**Directions for this task**
Extend the text on Paul Cezanne from its final sentence, carrying on in the same informative style.

**Text extract**
########################################

Learn About Paul Cezanne in Art History, View His Art and Famous Paintings
"The Large Bathers”, Paul Cezanne, 1900-05
Paul Cezanne, 1839-1906, one of France’s famous artists in art history, painted during the time of the great Impressionists. He exhibited art in two of their group shows including the Impressionists' controversial opening exhibit.
He stated "I want to make of impressionism something solid and durable like the art of the museums", moving himself out of the impressionist period and into Post Impressionism.
His direction was to combine two different and opposite art styles, Nicholas Poussin's order and a style of immediacy. It meant imposing order on nature without destroying the character derived from it's inconsistencies and non-conformities.
Paul Cezanne differed with the Impressionists representation of light and atmospheric effect, choosing universal light without shadow. In one of Cezanne's famous paintings in art history, "The White Sugar Bowl", 1890-94, Cezanne eliminates atmospheric effect. Time of day is non-existent.

########################################

**Raw data**
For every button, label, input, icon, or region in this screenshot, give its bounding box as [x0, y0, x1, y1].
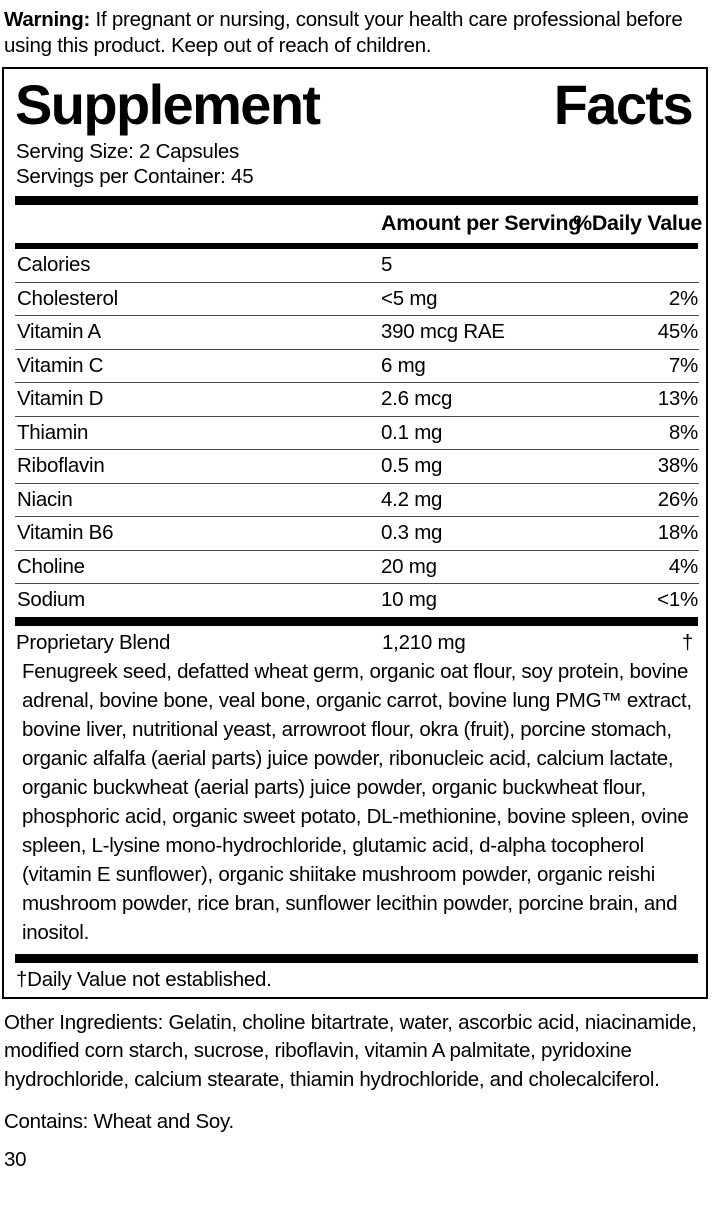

########################################

**Task output**
His art objects are simplified to elemental planes of varying color compared to the impressionist non-linear broken brush strokes of color.
An example of Paul Cezanne's simplified planes of color are the apples and pears in “The White Sugar Bowl”. Inside the linear boundaries of these objects or planes, color was applied in overlaid, varying, shifting planes of colored strokes lending itself to an expressive emotion. There is no descriptive detail in the apples and pears. They are ultimately brought into compositional balance and relationship through varying thicknesses of boundary lines and the simplified articulation of the tablecloth.
The objects themselves, are the planes to be adjusted according to the artists desire and purpose. The table is not a true perspective of how a table looks. The darker tone on the backside of the table that normally shows recession backward into space has been used in this artwork, to bring the edge of the table to the forefront, through intense saturation of the dark color. At the whim and choice of the artist, Paul Cezanne chose to be totally inconsistent with three-dimensional perspective, choosing to balance using different methods.
The vertical linear brushstrokes disrupting the back linear edge of the table is inconsistent with three-dimensional perspective too.
The strokes are not consistent with the reality of a table edge, but are added to balance the composition and eliminate the long unbroken harsh edge of the the table, standing alone.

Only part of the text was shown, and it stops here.